Reproduce all of the data word for word.

--- EXTRACTED INFORMATION ---
*****
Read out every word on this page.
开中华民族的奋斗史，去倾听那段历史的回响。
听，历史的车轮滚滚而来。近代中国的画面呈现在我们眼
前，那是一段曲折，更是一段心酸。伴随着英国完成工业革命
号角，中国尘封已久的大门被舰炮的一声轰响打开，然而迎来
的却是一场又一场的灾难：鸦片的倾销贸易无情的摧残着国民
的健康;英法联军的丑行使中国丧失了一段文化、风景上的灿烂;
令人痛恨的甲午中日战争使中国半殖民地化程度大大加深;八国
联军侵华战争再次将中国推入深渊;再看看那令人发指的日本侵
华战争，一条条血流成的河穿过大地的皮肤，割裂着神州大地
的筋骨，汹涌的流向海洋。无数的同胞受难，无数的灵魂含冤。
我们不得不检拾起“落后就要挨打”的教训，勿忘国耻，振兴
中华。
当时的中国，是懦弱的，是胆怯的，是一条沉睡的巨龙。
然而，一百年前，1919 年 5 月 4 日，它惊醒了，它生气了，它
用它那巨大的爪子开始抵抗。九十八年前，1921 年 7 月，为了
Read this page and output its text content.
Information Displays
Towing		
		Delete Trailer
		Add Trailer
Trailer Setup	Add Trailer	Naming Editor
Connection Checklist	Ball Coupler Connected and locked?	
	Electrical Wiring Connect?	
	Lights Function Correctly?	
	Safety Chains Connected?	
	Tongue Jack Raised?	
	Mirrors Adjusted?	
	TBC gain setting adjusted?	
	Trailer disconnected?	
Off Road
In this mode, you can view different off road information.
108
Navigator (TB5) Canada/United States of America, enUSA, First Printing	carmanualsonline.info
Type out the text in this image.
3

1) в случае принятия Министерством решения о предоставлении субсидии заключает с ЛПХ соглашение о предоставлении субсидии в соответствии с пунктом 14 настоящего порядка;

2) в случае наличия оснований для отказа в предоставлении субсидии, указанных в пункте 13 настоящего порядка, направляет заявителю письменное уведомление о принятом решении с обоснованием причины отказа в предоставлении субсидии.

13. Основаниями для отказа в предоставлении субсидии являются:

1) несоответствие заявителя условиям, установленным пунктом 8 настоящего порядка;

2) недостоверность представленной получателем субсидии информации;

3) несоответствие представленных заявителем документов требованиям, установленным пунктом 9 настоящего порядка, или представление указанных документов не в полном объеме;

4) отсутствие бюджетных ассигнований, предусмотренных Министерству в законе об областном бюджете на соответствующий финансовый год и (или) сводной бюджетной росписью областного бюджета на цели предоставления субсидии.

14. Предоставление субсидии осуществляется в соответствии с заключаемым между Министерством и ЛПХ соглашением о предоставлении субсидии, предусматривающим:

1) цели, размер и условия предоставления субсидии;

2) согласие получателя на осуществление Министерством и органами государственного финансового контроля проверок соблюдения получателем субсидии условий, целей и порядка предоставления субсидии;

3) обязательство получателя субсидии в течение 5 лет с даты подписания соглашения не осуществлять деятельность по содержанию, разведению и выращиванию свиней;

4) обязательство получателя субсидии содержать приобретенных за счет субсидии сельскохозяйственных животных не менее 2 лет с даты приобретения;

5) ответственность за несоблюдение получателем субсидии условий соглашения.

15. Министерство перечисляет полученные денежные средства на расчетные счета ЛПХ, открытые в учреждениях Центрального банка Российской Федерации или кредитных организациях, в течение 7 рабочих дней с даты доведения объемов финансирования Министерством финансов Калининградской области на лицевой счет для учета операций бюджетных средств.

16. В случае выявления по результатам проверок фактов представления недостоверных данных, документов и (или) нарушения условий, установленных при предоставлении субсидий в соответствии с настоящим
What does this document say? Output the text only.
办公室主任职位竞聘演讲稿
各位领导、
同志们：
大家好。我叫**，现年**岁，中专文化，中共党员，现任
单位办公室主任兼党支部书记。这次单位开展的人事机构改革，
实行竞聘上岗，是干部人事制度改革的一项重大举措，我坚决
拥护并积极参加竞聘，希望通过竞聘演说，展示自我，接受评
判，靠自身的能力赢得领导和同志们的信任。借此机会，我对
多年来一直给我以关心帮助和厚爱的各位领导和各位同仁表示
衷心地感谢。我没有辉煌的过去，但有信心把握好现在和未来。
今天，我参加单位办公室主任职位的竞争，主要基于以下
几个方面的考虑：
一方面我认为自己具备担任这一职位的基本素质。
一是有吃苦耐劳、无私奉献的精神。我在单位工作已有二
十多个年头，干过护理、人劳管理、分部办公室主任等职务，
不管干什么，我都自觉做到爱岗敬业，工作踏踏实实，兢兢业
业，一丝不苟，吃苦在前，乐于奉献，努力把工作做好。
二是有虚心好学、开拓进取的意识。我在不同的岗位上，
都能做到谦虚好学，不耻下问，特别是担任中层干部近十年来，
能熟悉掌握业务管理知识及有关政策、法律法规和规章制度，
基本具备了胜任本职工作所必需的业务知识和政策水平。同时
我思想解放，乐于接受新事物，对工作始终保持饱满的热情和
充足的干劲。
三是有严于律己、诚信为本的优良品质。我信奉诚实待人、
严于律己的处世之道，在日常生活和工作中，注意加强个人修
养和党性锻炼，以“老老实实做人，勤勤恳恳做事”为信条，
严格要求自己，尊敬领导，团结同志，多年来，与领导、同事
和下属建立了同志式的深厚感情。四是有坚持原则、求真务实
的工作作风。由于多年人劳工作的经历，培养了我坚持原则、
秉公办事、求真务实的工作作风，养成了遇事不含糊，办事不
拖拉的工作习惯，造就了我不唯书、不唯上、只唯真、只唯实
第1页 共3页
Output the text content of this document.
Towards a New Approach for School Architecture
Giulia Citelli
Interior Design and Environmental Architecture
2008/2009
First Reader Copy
*****
--- FINISHED TASK ---
Read out every word on this page.
开中华民族的奋斗史，去倾听那段历史的回响。
听，历史的车轮滚滚而来。近代中国的画面呈现在我们眼
前，那是一段曲折，更是一段心酸。伴随着英国完成工业革命
号角，中国尘封已久的大门被舰炮的一声轰响打开，然而迎来
的却是一场又一场的灾难：鸦片的倾销贸易无情的摧残着国民
的健康;英法联军的丑行使中国丧失了一段文化、风景上的灿烂;
令人痛恨的甲午中日战争使中国半殖民地化程度大大加深;八国
联军侵华战争再次将中国推入深渊;再看看那令人发指的日本侵
华战争，一条条血流成的河穿过大地的皮肤，割裂着神州大地
的筋骨，汹涌的流向海洋。无数的同胞受难，无数的灵魂含冤。
我们不得不检拾起“落后就要挨打”的教训，勿忘国耻，振兴
中华。
当时的中国，是懦弱的，是胆怯的，是一条沉睡的巨龙。
然而，一百年前，1919 年 5 月 4 日，它惊醒了，它生气了，它
用它那巨大的爪子开始抵抗。九十八年前，1921 年 7 月，为了
Read this page and output its text content.
Information Displays
Towing		
		Delete Trailer
		Add Trailer
Trailer Setup	Add Trailer	Naming Editor
Connection Checklist	Ball Coupler Connected and locked?	
	Electrical Wiring Connect?	
	Lights Function Correctly?	
	Safety Chains Connected?	
	Tongue Jack Raised?	
	Mirrors Adjusted?	
	TBC gain setting adjusted?	
	Trailer disconnected?	
Off Road
In this mode, you can view different off road information.
108
Navigator (TB5) Canada/United States of America, enUSA, First Printing	carmanualsonline.info
Type out the text in this image.
3

1) в случае принятия Министерством решения о предоставлении субсидии заключает с ЛПХ соглашение о предоставлении субсидии в соответствии с пунктом 14 настоящего порядка;

2) в случае наличия оснований для отказа в предоставлении субсидии, указанных в пункте 13 настоящего порядка, направляет заявителю письменное уведомление о принятом решении с обоснованием причины отказа в предоставлении субсидии.

13. Основаниями для отказа в предоставлении субсидии являются:

1) несоответствие заявителя условиям, установленным пунктом 8 настоящего порядка;

2) недостоверность представленной получателем субсидии информации;

3) несоответствие представленных заявителем документов требованиям, установленным пунктом 9 настоящего порядка, или представление указанных документов не в полном объеме;

4) отсутствие бюджетных ассигнований, предусмотренных Министерству в законе об областном бюджете на соответствующий финансовый год и (или) сводной бюджетной росписью областного бюджета на цели предоставления субсидии.

14. Предоставление субсидии осуществляется в соответствии с заключаемым между Министерством и ЛПХ соглашением о предоставлении субсидии, предусматривающим:

1) цели, размер и условия предоставления субсидии;

2) согласие получателя на осуществление Министерством и органами государственного финансового контроля проверок соблюдения получателем субсидии условий, целей и порядка предоставления субсидии;

3) обязательство получателя субсидии в течение 5 лет с даты подписания соглашения не осуществлять деятельность по содержанию, разведению и выращиванию свиней;

4) обязательство получателя субсидии содержать приобретенных за счет субсидии сельскохозяйственных животных не менее 2 лет с даты приобретения;

5) ответственность за несоблюдение получателем субсидии условий соглашения.

15. Министерство перечисляет полученные денежные средства на расчетные счета ЛПХ, открытые в учреждениях Центрального банка Российской Федерации или кредитных организациях, в течение 7 рабочих дней с даты доведения объемов финансирования Министерством финансов Калининградской области на лицевой счет для учета операций бюджетных средств.

16. В случае выявления по результатам проверок фактов представления недостоверных данных, документов и (или) нарушения условий, установленных при предоставлении субсидий в соответствии с настоящим
What does this document say? Output the text only.
办公室主任职位竞聘演讲稿
各位领导、
同志们：
大家好。我叫**，现年**岁，中专文化，中共党员，现任
单位办公室主任兼党支部书记。这次单位开展的人事机构改革，
实行竞聘上岗，是干部人事制度改革的一项重大举措，我坚决
拥护并积极参加竞聘，希望通过竞聘演说，展示自我，接受评
判，靠自身的能力赢得领导和同志们的信任。借此机会，我对
多年来一直给我以关心帮助和厚爱的各位领导和各位同仁表示
衷心地感谢。我没有辉煌的过去，但有信心把握好现在和未来。
今天，我参加单位办公室主任职位的竞争，主要基于以下
几个方面的考虑：
一方面我认为自己具备担任这一职位的基本素质。
一是有吃苦耐劳、无私奉献的精神。我在单位工作已有二
十多个年头，干过护理、人劳管理、分部办公室主任等职务，
不管干什么，我都自觉做到爱岗敬业，工作踏踏实实，兢兢业
业，一丝不苟，吃苦在前，乐于奉献，努力把工作做好。
二是有虚心好学、开拓进取的意识。我在不同的岗位上，
都能做到谦虚好学，不耻下问，特别是担任中层干部近十年来，
能熟悉掌握业务管理知识及有关政策、法律法规和规章制度，
基本具备了胜任本职工作所必需的业务知识和政策水平。同时
我思想解放，乐于接受新事物，对工作始终保持饱满的热情和
充足的干劲。
三是有严于律己、诚信为本的优良品质。我信奉诚实待人、
严于律己的处世之道，在日常生活和工作中，注意加强个人修
养和党性锻炼，以“老老实实做人，勤勤恳恳做事”为信条，
严格要求自己，尊敬领导，团结同志，多年来，与领导、同事
和下属建立了同志式的深厚感情。四是有坚持原则、求真务实
的工作作风。由于多年人劳工作的经历，培养了我坚持原则、
秉公办事、求真务实的工作作风，养成了遇事不含糊，办事不
拖拉的工作习惯，造就了我不唯书、不唯上、只唯真、只唯实
第1页 共3页
Output the text content of this document.
Towards a New Approach for School Architecture
Giulia Citelli
Interior Design and Environmental Architecture
2008/2009
First Reader Copy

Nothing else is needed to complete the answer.